● Your goal:
Output an exact reproduction of the data.

Structured figure records:
━━━━━━━━━━━━━━━━━━━━━━━━━━━━━━
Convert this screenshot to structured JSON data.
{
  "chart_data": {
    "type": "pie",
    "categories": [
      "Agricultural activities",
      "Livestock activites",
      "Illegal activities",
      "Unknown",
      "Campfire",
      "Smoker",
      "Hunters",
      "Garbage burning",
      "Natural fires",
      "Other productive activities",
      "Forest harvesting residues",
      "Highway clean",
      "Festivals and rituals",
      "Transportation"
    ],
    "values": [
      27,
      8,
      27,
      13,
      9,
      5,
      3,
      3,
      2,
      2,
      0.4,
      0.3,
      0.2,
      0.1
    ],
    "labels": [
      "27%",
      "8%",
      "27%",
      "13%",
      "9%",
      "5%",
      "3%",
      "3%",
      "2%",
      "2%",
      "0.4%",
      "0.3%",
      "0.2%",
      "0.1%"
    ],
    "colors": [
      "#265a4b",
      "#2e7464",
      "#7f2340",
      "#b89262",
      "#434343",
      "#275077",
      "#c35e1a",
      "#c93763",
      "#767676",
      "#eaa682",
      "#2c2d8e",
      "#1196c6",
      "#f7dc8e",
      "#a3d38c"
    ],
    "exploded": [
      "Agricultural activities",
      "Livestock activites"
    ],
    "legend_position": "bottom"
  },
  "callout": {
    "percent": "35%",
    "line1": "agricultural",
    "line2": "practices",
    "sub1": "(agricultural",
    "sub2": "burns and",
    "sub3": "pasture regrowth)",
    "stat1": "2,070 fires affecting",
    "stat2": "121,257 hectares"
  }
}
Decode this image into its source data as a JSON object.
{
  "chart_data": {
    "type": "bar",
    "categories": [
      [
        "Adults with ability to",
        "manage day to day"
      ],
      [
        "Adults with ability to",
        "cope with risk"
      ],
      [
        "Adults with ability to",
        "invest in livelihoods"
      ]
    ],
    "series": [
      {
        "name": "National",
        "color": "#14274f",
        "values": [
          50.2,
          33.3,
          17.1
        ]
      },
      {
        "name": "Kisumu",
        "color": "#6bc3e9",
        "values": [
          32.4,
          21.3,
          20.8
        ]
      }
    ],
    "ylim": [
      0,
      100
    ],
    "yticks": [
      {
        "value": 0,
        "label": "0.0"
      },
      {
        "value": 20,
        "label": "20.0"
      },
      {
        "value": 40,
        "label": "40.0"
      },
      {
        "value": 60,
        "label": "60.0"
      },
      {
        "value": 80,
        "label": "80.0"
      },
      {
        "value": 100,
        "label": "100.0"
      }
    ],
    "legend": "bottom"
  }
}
━━━━━━━━━━━━━━━━━━━━━━━━━━━━━━
● Correct response:
Convert this screenshot to structured JSON data.
{
  "chart_data": {
    "type": "pie",
    "categories": [
      "Agricultural activities",
      "Livestock activites",
      "Illegal activities",
      "Unknown",
      "Campfire",
      "Smoker",
      "Hunters",
      "Garbage burning",
      "Natural fires",
      "Other productive activities",
      "Forest harvesting residues",
      "Highway clean",
      "Festivals and rituals",
      "Transportation"
    ],
    "values": [
      27,
      8,
      27,
      13,
      9,
      5,
      3,
      3,
      2,
      2,
      0.4,
      0.3,
      0.2,
      0.1
    ],
    "labels": [
      "27%",
      "8%",
      "27%",
      "13%",
      "9%",
      "5%",
      "3%",
      "3%",
      "2%",
      "2%",
      "0.4%",
      "0.3%",
      "0.2%",
      "0.1%"
    ],
    "colors": [
      "#265a4b",
      "#2e7464",
      "#7f2340",
      "#b89262",
      "#434343",
      "#275077",
      "#c35e1a",
      "#c93763",
      "#767676",
      "#eaa682",
      "#2c2d8e",
      "#1196c6",
      "#f7dc8e",
      "#a3d38c"
    ],
    "exploded": [
      "Agricultural activities",
      "Livestock activites"
    ],
    "legend_position": "bottom"
  },
  "callout": {
    "percent": "35%",
    "line1": "agricultural",
    "line2": "practices",
    "sub1": "(agricultural",
    "sub2": "burns and",
    "sub3": "pasture regrowth)",
    "stat1": "2,070 fires affecting",
    "stat2": "121,257 hectares"
  }
}
Decode this image into its source data as a JSON object.
{
  "chart_data": {
    "type": "bar",
    "categories": [
      [
        "Adults with ability to",
        "manage day to day"
      ],
      [
        "Adults with ability to",
        "cope with risk"
      ],
      [
        "Adults with ability to",
        "invest in livelihoods"
      ]
    ],
    "series": [
      {
        "name": "National",
        "color": "#14274f",
        "values": [
          50.2,
          33.3,
          17.1
        ]
      },
      {
        "name": "Kisumu",
        "color": "#6bc3e9",
        "values": [
          32.4,
          21.3,
          20.8
        ]
      }
    ],
    "ylim": [
      0,
      100
    ],
    "yticks": [
      {
        "value": 0,
        "label": "0.0"
      },
      {
        "value": 20,
        "label": "20.0"
      },
      {
        "value": 40,
        "label": "40.0"
      },
      {
        "value": 60,
        "label": "60.0"
      },
      {
        "value": 80,
        "label": "80.0"
      },
      {
        "value": 100,
        "label": "100.0"
      }
    ],
    "legend": "bottom"
  }
}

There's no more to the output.